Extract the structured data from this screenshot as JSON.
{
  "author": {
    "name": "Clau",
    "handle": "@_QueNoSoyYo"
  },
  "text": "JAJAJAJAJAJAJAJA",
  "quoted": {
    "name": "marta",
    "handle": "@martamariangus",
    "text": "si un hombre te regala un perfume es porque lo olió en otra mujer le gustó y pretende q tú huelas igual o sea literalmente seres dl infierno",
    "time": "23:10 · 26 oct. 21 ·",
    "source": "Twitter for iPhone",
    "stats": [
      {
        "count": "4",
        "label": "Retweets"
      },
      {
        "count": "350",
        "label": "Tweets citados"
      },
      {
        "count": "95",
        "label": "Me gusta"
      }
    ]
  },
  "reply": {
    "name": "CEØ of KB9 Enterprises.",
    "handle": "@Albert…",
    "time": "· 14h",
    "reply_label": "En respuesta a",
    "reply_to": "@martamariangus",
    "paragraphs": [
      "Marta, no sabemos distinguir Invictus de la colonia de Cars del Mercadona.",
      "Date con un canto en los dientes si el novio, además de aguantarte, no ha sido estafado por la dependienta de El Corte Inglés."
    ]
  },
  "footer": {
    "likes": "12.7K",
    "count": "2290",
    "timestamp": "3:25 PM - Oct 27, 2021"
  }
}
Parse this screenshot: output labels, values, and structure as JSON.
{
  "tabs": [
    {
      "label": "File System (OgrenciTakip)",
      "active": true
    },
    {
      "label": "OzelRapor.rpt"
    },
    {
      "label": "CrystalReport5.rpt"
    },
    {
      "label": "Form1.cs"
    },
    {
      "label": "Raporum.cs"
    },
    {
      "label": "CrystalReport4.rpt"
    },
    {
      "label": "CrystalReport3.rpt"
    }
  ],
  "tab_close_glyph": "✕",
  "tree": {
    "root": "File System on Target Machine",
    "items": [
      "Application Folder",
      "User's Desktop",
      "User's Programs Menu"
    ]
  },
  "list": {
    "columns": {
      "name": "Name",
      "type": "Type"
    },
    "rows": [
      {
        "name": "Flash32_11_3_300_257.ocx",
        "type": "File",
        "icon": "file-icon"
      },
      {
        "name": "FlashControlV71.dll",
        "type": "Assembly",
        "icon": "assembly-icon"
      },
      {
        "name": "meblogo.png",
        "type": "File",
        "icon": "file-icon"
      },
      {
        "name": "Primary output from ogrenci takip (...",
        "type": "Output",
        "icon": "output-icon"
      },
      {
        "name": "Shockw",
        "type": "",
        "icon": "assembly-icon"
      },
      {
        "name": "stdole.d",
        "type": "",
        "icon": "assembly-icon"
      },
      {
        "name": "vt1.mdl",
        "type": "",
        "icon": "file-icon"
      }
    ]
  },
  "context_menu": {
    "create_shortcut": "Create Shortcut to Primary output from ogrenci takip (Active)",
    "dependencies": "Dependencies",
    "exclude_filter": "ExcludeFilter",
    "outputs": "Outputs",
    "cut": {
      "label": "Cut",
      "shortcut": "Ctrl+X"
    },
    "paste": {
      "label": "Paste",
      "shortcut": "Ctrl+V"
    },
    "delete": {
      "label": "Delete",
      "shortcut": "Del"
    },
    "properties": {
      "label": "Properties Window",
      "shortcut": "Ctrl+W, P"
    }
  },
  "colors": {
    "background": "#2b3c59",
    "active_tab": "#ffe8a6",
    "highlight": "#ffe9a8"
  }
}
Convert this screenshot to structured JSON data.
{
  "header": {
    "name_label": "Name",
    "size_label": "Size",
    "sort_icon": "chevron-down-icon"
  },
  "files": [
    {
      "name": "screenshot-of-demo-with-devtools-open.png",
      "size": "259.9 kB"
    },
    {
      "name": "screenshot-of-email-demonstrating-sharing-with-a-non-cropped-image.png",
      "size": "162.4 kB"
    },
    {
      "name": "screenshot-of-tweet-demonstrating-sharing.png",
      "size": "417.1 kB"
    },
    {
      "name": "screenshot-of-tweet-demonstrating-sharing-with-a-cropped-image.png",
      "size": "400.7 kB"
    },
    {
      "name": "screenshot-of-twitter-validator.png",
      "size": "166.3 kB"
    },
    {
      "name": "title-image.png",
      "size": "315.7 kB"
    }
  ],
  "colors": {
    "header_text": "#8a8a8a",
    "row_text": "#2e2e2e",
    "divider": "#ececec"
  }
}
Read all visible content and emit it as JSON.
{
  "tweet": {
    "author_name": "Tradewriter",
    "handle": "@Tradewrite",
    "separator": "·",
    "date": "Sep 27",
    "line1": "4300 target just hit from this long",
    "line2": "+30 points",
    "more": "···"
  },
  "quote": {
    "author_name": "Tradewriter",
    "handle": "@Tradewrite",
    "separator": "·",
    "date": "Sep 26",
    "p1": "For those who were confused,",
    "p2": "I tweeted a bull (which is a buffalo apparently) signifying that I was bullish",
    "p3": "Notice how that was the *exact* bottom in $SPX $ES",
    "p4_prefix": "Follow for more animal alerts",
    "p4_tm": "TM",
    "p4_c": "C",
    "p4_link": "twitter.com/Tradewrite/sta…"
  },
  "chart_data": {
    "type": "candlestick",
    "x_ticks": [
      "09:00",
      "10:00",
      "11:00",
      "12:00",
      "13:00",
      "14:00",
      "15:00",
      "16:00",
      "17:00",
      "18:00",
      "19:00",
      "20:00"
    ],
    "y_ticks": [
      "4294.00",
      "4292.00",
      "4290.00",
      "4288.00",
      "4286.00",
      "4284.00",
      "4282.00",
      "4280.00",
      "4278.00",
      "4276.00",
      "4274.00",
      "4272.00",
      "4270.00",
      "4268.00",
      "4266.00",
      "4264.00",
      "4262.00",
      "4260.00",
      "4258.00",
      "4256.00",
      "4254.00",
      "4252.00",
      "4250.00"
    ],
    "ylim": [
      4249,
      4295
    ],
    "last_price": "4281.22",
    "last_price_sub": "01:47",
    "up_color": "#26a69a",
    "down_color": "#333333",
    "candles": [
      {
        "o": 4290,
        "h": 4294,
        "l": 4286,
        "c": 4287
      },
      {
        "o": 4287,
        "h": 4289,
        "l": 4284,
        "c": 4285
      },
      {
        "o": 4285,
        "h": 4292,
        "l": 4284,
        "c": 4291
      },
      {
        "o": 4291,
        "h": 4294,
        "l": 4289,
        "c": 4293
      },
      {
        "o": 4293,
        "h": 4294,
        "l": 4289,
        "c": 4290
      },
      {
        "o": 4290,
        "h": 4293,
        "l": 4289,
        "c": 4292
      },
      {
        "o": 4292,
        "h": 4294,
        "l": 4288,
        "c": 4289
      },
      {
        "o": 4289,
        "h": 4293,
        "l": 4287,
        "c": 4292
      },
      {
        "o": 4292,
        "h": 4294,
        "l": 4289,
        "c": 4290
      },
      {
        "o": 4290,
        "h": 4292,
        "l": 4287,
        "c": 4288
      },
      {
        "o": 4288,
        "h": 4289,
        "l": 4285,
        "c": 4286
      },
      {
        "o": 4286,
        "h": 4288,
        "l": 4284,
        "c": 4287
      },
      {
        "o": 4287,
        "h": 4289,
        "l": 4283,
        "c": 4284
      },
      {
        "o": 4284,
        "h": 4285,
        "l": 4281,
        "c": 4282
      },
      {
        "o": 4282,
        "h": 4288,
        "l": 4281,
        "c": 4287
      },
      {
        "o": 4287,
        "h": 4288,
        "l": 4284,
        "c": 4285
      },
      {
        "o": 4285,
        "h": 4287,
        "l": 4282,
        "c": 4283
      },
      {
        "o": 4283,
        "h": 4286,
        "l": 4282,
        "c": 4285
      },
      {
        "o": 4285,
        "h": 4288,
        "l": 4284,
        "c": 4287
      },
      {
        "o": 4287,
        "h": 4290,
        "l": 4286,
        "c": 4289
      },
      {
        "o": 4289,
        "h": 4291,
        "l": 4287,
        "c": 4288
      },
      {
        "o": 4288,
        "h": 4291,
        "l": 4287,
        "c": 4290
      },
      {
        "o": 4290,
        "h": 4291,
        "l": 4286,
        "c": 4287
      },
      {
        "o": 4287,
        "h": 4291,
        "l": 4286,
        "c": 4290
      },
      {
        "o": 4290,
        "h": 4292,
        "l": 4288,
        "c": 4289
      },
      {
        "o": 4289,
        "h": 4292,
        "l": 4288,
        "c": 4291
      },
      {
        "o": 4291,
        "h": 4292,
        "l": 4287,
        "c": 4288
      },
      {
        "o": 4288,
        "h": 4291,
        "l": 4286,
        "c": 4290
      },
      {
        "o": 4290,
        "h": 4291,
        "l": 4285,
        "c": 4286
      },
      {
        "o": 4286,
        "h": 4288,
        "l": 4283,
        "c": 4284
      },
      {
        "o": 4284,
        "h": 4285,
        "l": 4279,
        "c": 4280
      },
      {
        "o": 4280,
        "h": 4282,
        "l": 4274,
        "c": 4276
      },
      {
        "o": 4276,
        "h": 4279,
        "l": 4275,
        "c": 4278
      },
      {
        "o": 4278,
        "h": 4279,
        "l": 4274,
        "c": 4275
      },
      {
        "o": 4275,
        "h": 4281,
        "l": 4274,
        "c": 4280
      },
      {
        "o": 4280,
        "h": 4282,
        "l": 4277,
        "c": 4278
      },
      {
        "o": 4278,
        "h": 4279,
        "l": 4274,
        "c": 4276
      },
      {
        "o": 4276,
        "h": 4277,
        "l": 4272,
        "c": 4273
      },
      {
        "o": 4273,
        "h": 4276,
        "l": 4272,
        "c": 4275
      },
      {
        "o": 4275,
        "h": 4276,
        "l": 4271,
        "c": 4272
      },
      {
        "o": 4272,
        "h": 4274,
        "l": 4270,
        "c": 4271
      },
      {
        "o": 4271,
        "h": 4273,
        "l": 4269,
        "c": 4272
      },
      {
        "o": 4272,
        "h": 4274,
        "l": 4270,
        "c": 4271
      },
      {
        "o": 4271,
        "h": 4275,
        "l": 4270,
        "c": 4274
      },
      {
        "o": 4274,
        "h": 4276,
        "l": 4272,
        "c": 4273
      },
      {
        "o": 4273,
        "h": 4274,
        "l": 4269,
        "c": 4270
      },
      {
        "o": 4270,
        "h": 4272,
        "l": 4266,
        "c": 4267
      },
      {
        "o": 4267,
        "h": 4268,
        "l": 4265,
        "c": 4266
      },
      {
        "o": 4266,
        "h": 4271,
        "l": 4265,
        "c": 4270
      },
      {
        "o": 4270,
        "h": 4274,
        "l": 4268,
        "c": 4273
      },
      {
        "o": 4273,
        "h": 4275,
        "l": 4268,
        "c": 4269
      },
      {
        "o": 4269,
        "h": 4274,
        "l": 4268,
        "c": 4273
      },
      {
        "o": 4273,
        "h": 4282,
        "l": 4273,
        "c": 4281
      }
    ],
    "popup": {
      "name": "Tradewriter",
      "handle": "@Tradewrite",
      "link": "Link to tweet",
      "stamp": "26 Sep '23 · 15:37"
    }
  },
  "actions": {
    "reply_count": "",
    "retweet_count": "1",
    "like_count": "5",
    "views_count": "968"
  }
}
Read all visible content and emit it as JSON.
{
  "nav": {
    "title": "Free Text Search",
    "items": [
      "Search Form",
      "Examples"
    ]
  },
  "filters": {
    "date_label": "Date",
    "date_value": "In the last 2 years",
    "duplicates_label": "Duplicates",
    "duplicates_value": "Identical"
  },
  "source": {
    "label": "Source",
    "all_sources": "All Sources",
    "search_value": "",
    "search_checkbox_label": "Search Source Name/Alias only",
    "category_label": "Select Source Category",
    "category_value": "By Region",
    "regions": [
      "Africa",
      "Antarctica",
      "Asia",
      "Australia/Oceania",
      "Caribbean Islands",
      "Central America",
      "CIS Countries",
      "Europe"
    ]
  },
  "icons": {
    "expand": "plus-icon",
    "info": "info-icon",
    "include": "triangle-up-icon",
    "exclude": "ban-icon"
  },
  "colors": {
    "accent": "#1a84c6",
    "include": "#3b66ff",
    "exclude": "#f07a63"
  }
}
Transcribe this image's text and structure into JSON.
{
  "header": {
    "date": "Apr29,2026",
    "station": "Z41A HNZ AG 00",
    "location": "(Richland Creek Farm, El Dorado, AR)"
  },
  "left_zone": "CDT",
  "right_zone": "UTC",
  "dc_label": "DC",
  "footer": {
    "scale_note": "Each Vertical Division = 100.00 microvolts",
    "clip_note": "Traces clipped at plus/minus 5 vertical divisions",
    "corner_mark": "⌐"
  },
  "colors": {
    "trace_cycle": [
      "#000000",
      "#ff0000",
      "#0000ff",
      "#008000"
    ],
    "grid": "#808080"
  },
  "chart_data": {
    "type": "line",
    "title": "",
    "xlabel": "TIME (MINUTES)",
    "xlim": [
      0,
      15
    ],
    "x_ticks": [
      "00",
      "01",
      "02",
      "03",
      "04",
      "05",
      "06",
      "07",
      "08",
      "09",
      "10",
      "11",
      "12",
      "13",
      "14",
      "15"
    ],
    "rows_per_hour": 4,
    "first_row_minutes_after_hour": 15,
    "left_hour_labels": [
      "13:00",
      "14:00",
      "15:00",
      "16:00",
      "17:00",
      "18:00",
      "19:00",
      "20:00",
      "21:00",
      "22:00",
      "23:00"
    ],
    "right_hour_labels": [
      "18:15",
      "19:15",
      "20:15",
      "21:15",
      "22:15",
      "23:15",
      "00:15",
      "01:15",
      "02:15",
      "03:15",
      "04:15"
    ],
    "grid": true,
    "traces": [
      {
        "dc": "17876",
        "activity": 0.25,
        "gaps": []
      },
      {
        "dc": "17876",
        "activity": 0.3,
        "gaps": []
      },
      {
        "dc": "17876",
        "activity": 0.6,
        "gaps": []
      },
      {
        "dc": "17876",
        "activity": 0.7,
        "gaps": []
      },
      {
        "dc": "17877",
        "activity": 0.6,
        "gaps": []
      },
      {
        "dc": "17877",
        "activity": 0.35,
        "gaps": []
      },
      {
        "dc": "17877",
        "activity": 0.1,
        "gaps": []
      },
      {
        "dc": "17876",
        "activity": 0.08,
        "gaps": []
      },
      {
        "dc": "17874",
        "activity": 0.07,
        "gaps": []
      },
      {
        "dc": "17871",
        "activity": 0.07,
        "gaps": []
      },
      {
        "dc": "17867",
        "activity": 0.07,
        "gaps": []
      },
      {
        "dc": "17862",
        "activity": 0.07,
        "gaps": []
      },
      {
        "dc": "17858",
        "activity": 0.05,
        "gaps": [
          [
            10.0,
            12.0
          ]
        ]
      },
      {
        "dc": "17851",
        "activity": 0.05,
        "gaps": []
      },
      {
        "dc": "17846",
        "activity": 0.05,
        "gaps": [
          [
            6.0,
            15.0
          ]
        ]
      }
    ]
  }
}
--
• [CHALLENGE] Pick out each line in the material containing "include".

• [WRITTEN ANSWER]
    "include": "triangle-up-icon",
    "include": "#3b66ff",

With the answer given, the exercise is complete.